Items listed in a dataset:

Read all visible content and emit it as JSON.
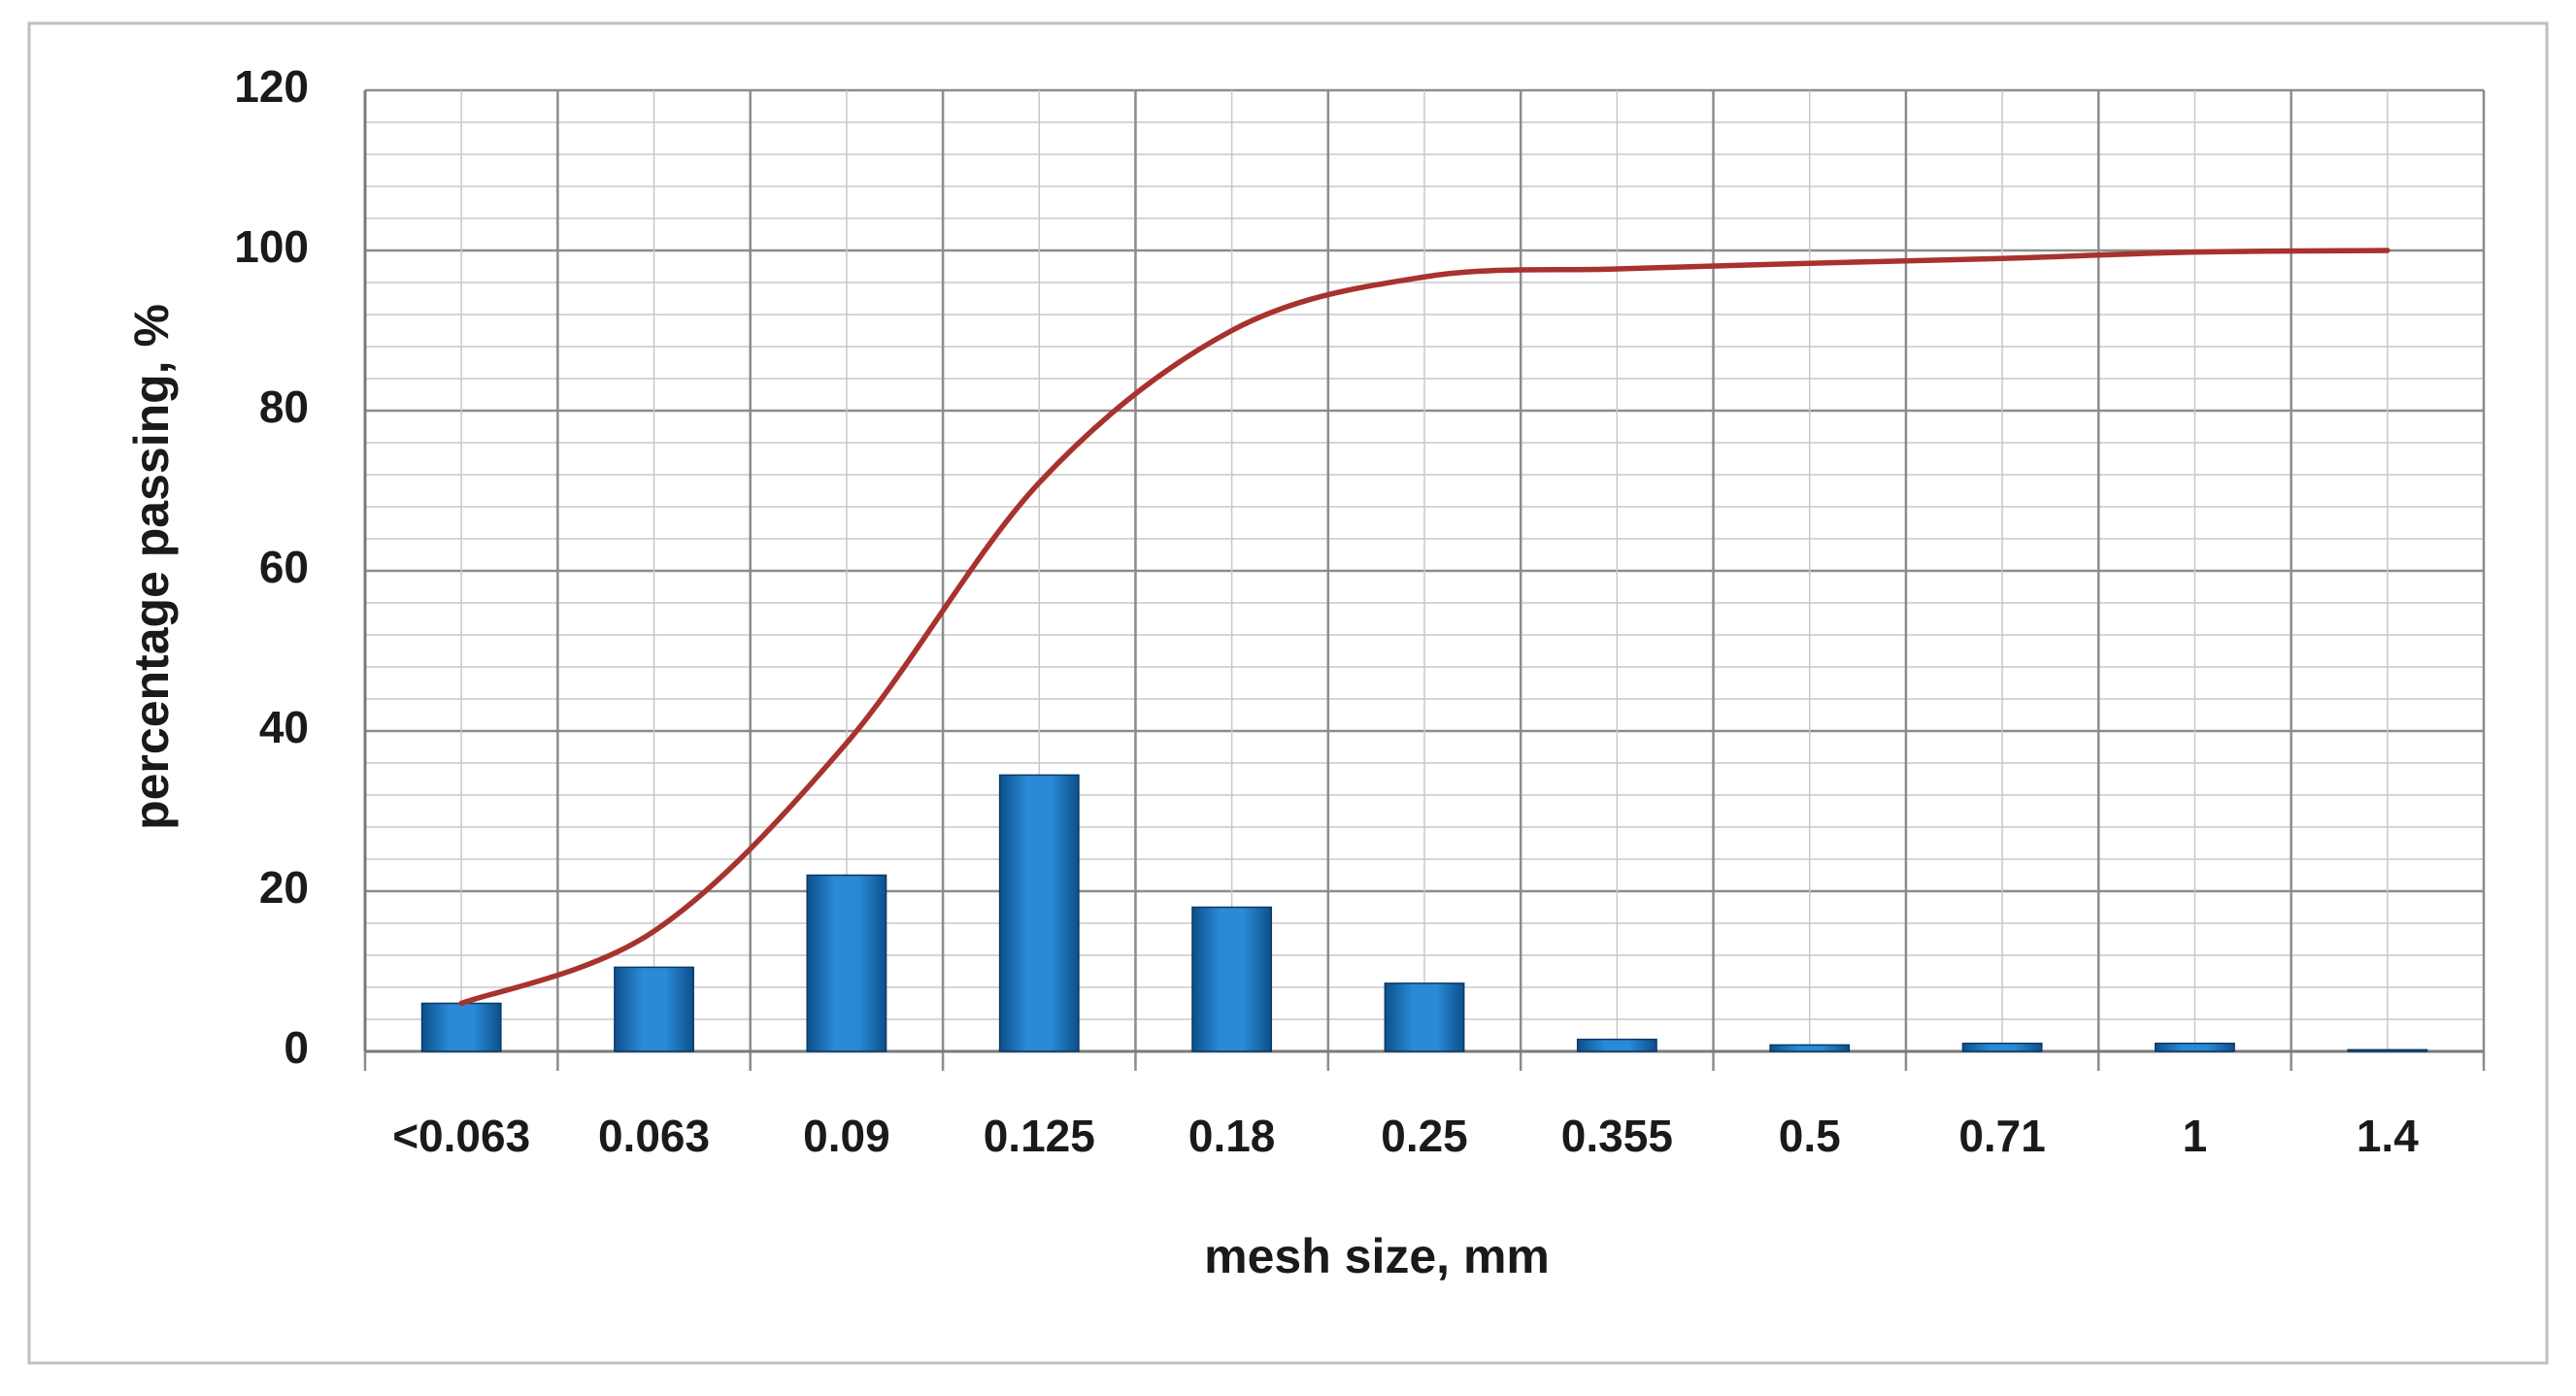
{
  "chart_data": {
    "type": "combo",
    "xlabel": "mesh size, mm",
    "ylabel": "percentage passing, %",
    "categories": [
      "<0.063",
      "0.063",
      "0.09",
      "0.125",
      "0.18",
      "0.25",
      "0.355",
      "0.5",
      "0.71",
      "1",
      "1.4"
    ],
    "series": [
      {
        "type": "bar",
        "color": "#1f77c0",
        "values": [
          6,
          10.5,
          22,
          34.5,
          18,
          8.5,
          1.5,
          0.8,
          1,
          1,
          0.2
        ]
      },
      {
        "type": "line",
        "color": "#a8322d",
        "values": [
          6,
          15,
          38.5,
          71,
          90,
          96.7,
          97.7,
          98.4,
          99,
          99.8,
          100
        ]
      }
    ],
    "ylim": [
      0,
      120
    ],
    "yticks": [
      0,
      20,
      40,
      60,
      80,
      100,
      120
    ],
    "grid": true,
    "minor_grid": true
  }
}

==

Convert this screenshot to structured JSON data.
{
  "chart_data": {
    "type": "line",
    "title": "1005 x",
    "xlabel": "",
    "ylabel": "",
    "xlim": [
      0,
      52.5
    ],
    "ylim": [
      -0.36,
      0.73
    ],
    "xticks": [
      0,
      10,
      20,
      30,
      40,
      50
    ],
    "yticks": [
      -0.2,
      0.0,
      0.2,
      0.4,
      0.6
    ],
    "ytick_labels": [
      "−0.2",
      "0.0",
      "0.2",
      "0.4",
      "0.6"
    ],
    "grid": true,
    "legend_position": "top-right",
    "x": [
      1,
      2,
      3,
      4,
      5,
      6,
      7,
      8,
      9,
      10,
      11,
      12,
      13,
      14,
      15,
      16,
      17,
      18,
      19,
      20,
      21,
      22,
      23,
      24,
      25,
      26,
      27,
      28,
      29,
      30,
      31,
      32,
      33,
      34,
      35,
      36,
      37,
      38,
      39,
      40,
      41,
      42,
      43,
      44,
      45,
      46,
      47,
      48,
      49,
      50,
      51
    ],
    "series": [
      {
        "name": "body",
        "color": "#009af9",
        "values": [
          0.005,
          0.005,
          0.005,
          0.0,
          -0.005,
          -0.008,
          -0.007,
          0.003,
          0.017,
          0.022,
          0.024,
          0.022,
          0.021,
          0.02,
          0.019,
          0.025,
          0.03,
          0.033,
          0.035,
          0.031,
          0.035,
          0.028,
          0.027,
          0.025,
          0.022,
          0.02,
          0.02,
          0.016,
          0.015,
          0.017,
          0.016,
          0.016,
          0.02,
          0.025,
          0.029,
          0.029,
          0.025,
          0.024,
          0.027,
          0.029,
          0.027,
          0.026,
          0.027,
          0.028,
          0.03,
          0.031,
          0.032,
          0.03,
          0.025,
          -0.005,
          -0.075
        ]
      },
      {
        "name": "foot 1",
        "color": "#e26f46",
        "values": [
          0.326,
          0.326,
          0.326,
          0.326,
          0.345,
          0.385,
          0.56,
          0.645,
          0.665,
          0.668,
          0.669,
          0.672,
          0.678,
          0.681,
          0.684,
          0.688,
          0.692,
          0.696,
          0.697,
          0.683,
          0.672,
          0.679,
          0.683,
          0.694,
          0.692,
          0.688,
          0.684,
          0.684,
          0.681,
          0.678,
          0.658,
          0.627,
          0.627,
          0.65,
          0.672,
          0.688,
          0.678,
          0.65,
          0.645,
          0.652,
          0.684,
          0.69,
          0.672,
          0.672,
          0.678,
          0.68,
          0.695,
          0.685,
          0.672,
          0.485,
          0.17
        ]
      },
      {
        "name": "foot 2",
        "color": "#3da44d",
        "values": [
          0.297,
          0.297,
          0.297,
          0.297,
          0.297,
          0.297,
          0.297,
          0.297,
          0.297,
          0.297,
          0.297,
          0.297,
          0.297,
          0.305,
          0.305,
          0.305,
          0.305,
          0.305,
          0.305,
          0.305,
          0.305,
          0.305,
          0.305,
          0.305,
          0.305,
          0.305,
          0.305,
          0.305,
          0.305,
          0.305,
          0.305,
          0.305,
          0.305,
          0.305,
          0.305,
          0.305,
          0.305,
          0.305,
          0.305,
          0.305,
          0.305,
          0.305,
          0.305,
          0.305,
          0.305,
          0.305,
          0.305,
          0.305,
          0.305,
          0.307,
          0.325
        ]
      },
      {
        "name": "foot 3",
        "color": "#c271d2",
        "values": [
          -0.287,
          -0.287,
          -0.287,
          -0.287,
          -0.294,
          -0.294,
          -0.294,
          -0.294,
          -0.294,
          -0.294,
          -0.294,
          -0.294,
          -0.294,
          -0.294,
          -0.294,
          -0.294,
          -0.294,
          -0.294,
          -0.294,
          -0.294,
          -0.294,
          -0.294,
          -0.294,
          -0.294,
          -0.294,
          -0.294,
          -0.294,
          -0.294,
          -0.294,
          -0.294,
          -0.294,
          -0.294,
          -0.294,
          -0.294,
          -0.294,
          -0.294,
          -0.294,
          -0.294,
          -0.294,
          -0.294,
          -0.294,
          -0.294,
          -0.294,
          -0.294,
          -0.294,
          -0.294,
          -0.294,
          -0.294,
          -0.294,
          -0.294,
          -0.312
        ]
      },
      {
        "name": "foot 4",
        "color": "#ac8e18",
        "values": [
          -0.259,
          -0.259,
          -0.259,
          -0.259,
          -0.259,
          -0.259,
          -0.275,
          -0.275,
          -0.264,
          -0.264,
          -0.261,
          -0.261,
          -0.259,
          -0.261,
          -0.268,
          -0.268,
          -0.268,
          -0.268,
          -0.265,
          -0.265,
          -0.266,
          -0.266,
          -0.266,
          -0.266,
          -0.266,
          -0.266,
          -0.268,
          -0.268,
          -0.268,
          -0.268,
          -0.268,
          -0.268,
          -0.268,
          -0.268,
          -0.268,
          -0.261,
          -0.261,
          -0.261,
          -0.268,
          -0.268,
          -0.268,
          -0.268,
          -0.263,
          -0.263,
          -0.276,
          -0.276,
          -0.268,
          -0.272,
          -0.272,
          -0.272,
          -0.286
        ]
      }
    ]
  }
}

Written request:
From the listing above, copy all lines holding the word "foot".

Result below:
        "name": "foot 1",
        "name": "foot 2",
        "name": "foot 3",
        "name": "foot 4",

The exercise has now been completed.